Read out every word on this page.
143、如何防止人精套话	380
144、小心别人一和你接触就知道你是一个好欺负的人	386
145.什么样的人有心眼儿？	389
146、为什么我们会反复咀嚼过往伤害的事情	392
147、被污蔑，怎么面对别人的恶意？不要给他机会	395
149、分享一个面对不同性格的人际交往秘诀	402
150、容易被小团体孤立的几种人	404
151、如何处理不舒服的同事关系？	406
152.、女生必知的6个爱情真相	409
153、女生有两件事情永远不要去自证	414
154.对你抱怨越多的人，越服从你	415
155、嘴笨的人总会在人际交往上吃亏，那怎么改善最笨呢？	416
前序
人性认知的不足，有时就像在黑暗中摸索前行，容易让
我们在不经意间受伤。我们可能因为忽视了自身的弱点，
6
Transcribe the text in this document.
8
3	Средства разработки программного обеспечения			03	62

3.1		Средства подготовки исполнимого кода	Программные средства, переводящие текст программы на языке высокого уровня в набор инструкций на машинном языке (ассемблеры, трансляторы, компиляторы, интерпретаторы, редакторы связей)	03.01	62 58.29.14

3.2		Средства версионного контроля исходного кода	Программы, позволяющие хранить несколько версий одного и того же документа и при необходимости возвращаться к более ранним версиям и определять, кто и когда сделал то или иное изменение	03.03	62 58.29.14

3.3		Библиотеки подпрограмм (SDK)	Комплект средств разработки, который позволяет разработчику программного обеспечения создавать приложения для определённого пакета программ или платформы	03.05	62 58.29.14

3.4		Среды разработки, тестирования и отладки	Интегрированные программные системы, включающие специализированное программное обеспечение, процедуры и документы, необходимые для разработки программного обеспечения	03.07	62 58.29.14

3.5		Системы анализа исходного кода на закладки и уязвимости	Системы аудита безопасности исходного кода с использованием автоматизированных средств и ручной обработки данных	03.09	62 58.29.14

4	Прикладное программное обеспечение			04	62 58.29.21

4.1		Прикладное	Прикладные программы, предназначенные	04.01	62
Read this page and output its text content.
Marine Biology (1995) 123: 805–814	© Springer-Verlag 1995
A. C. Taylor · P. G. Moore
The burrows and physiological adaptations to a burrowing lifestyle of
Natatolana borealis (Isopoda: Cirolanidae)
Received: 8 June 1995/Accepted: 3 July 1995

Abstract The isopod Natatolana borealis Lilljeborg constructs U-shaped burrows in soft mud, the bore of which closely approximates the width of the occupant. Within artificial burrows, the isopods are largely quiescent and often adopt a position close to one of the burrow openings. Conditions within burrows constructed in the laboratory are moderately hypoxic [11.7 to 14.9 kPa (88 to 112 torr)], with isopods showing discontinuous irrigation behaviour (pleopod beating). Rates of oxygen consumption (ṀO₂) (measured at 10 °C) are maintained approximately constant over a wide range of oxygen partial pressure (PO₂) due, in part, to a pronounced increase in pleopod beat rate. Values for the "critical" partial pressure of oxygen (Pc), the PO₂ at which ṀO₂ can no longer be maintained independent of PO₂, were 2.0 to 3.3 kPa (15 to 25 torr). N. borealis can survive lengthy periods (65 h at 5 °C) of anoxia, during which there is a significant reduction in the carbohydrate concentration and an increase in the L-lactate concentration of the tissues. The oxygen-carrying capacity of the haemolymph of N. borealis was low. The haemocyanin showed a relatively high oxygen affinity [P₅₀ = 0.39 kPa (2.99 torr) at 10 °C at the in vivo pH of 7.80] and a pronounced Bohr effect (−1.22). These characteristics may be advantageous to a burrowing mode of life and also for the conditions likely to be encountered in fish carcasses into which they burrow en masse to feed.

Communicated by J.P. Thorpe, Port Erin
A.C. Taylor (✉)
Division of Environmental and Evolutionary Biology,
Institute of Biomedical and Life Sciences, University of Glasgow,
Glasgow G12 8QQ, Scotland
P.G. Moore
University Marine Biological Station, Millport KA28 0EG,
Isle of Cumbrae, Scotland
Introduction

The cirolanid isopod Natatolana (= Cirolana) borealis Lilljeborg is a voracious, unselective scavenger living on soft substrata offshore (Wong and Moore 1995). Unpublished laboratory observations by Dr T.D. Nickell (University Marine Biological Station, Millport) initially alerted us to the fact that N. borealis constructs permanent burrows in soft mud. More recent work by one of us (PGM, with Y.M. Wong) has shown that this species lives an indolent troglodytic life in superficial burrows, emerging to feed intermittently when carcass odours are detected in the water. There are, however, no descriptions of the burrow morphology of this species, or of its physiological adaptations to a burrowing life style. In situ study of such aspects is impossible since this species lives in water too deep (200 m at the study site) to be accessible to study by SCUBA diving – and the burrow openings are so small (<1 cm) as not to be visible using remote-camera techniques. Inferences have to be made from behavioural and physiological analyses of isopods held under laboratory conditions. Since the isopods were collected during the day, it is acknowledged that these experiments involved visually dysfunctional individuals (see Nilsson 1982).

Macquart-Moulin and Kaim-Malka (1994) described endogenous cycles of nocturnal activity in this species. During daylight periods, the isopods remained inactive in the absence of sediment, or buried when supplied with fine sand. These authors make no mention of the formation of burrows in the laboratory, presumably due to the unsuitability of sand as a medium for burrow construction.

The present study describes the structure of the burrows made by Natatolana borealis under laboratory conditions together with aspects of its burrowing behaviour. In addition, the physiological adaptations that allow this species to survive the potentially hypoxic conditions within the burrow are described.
^^^^
Examine the records and pull out every line where the string "программное" occurs.

_Completed task_
3.4		Среды разработки, тестирования и отладки	Интегрированные программные системы, включающие специализированное программное обеспечение, процедуры и документы, необходимые для разработки программного обеспечения	03.07	62 58.29.14
4	Прикладное программное обеспечение			04	62 58.29.21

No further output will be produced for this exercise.